SHORT PROBLEM: State the number of lines with the string "road" in them, and nothing else.

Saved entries
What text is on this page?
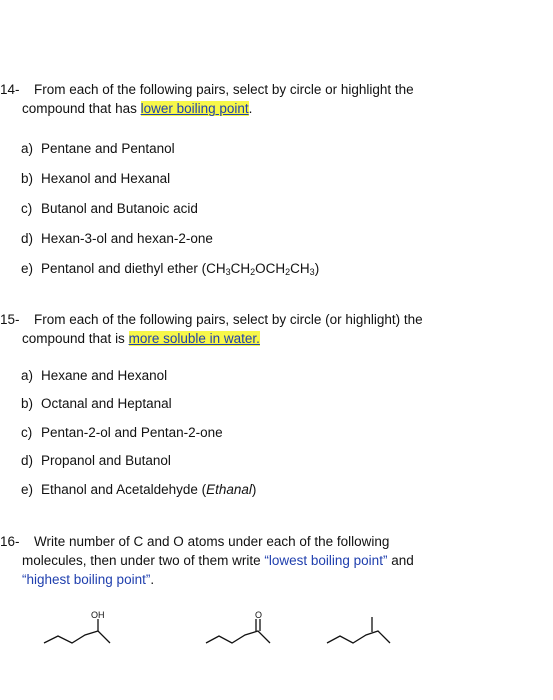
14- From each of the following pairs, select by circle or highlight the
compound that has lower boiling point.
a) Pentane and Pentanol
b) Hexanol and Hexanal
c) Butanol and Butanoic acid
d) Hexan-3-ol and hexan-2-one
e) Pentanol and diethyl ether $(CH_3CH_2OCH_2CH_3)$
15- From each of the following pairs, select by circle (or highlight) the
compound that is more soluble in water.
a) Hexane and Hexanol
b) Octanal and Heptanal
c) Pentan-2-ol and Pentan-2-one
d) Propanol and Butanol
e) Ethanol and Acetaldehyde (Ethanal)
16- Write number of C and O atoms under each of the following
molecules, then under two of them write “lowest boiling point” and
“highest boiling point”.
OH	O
--
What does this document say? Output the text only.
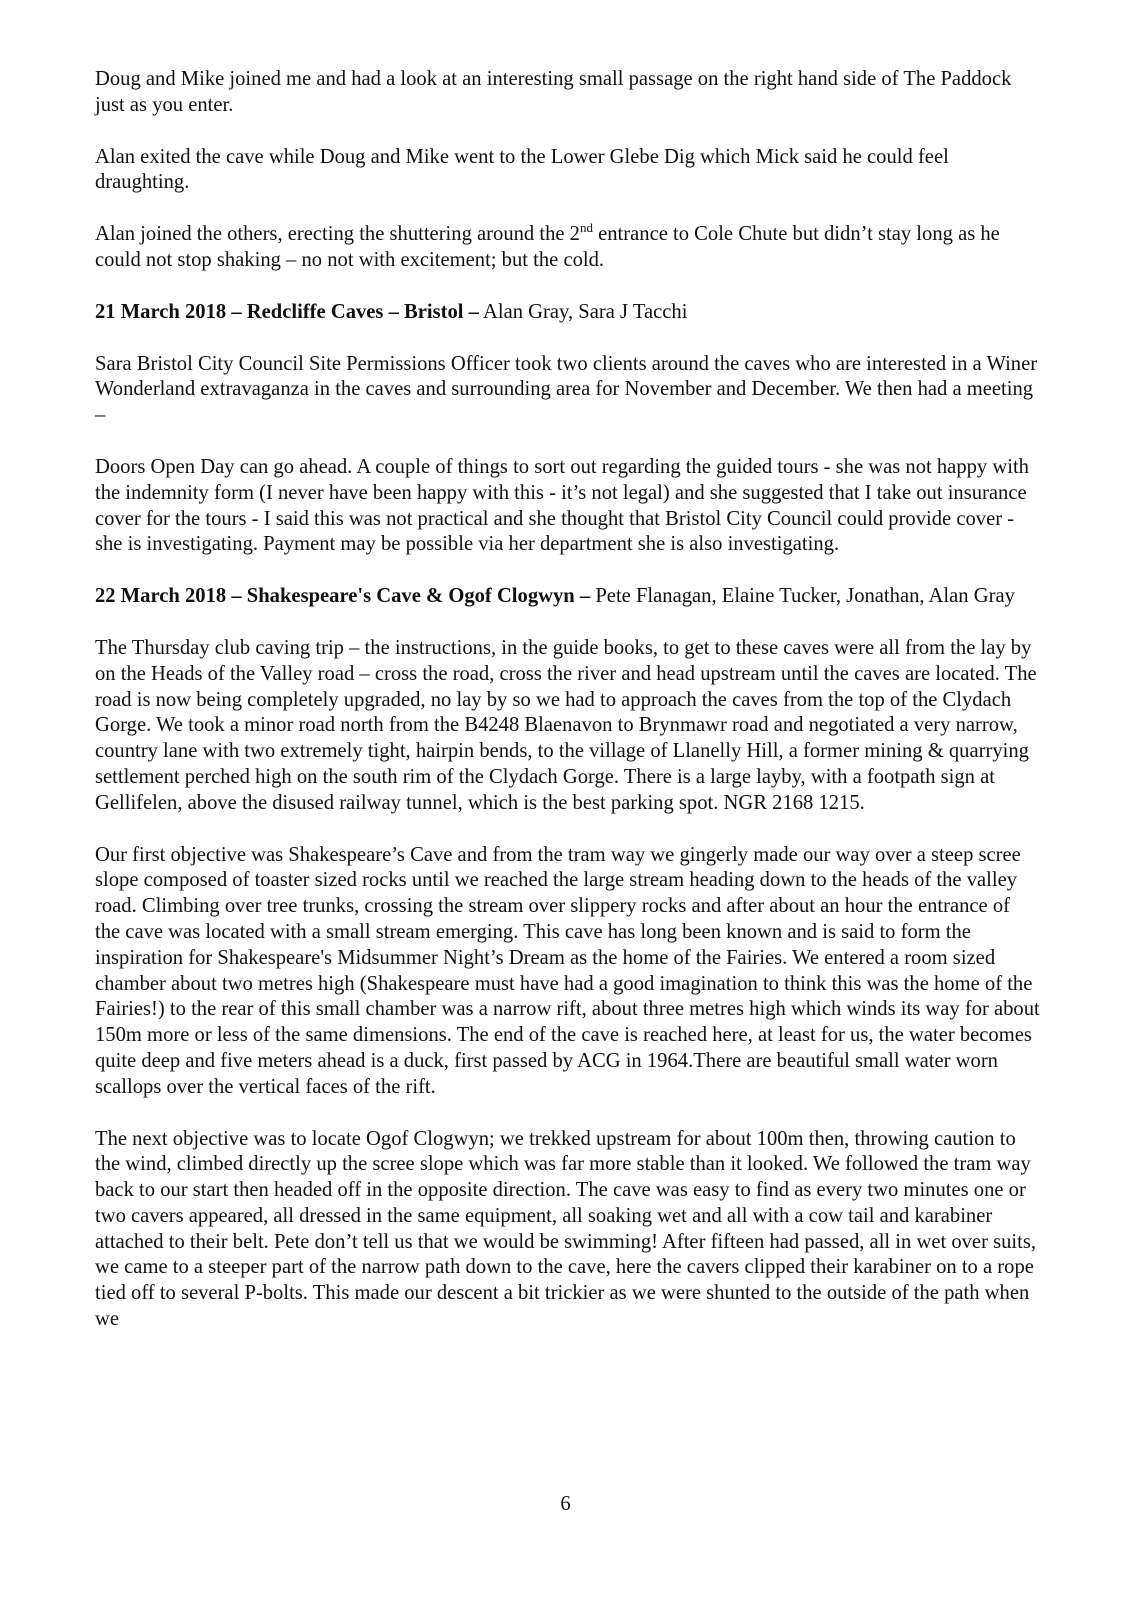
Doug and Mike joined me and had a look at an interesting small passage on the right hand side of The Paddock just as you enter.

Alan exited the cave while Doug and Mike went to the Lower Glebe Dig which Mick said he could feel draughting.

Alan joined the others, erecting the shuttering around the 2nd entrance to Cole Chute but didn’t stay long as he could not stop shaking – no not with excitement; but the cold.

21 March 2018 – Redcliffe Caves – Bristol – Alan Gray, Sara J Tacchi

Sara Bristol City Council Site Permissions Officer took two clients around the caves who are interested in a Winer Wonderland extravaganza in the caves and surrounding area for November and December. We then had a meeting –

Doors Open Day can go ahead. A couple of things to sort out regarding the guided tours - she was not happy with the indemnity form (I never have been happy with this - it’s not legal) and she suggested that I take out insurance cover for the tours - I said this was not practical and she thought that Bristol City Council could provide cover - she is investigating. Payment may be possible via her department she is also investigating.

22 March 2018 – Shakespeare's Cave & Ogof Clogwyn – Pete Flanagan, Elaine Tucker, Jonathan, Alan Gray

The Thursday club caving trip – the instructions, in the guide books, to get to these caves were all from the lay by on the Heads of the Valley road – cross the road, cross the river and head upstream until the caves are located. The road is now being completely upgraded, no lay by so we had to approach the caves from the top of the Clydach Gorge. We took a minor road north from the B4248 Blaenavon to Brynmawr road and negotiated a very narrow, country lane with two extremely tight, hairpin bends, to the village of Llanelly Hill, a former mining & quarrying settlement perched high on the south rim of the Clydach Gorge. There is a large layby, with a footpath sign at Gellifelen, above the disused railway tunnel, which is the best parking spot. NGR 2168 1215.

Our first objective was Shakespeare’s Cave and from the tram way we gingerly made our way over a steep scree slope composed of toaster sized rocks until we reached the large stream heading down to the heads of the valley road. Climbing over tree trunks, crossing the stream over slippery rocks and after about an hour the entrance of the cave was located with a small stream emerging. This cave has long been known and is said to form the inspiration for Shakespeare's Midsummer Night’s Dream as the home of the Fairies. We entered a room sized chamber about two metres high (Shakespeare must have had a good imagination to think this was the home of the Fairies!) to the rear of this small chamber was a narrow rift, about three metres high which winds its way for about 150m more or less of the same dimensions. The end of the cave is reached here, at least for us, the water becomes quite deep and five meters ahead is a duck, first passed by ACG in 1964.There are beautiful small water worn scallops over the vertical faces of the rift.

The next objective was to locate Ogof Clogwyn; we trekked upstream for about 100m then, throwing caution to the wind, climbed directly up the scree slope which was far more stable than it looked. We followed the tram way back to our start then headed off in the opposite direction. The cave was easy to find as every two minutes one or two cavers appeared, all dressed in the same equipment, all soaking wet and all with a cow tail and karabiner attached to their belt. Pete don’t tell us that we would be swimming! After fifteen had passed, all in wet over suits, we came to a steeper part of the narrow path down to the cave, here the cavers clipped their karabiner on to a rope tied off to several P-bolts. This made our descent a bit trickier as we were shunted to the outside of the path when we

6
--
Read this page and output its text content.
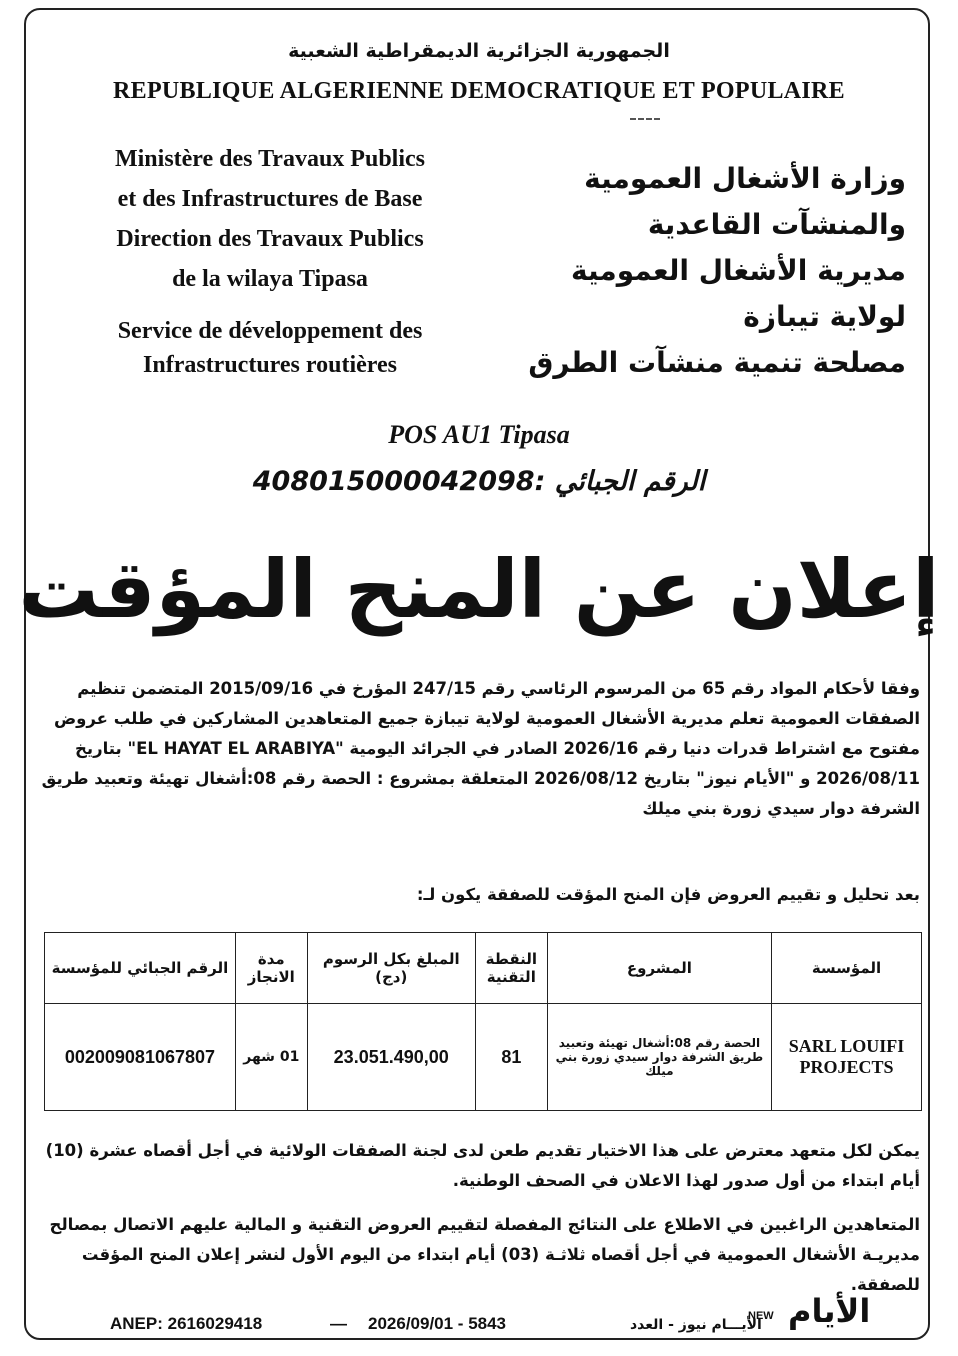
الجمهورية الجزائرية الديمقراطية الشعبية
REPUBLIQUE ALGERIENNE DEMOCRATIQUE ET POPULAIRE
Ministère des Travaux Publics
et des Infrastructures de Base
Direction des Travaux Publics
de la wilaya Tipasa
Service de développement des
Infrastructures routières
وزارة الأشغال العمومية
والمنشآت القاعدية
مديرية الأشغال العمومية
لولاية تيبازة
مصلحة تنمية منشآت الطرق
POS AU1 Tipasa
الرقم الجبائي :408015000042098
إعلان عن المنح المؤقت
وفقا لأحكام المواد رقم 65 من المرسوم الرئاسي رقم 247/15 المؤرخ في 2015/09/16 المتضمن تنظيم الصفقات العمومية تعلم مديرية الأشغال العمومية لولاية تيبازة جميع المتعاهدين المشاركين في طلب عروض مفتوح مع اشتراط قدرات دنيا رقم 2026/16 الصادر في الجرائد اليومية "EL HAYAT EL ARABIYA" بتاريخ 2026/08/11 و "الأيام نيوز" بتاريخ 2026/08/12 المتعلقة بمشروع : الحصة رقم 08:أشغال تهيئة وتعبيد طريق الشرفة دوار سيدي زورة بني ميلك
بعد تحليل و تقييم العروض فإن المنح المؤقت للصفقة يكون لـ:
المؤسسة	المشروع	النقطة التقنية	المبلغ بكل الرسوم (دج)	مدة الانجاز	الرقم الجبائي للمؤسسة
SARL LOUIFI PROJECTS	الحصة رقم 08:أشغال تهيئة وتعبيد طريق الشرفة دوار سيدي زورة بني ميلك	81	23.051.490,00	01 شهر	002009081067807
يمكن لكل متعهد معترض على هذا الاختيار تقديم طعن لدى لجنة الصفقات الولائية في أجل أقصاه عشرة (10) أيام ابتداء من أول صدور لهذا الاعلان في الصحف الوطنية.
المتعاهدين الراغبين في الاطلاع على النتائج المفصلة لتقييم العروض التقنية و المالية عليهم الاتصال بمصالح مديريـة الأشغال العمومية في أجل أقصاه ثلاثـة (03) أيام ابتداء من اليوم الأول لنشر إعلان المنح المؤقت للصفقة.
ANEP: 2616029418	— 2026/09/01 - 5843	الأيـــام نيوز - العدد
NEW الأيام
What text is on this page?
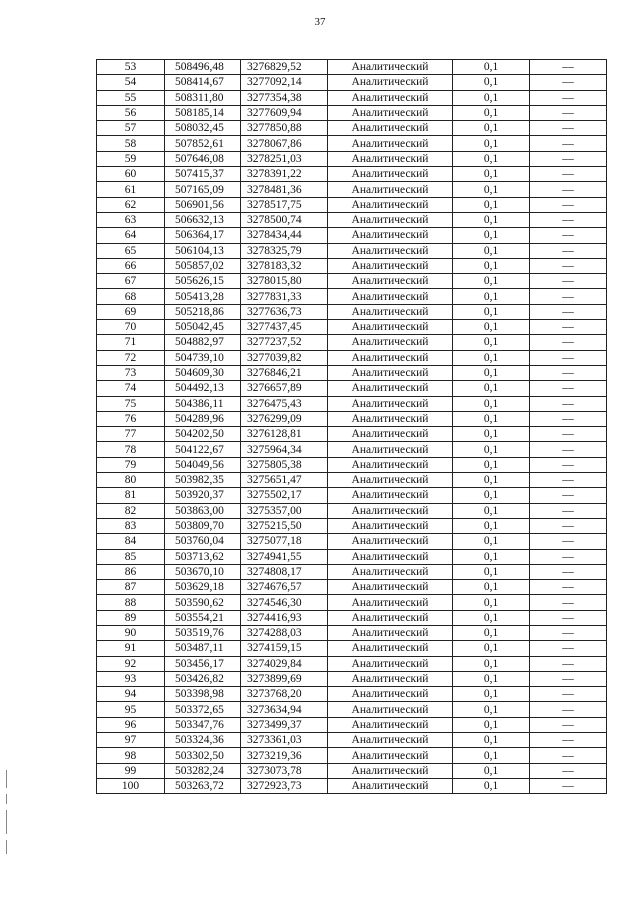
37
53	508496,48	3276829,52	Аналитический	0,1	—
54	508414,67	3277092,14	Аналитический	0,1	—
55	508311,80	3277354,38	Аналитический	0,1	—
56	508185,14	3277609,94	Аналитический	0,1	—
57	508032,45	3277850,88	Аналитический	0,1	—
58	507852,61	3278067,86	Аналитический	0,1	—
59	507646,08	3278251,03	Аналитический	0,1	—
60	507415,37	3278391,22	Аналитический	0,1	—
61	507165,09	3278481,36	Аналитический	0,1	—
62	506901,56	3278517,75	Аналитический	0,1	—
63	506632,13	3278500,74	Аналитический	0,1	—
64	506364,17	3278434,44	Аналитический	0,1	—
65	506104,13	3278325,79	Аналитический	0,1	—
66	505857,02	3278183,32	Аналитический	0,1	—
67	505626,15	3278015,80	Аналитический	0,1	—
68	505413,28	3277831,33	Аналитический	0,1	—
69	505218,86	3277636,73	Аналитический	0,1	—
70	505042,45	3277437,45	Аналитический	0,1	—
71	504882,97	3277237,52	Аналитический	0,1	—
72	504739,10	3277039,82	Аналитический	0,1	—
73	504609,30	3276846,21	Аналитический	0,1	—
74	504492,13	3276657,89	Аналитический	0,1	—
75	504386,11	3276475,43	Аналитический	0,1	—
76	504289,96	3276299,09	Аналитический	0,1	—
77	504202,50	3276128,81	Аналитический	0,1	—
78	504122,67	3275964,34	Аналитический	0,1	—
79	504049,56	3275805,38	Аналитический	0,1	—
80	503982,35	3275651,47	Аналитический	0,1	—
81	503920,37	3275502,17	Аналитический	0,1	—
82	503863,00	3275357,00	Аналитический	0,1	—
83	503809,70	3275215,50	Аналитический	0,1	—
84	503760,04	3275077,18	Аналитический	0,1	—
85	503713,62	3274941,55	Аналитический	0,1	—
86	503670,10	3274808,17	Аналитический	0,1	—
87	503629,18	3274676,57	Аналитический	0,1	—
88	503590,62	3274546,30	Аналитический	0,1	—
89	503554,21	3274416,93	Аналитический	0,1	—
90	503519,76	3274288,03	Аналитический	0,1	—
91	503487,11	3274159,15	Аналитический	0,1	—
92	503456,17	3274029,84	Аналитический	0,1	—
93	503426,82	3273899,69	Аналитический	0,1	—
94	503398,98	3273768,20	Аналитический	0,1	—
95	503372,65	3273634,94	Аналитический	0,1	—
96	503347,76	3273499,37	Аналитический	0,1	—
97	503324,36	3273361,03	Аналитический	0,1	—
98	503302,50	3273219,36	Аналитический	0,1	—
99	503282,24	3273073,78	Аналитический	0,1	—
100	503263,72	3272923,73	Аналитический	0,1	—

ANSWER FOR THE TASK: 2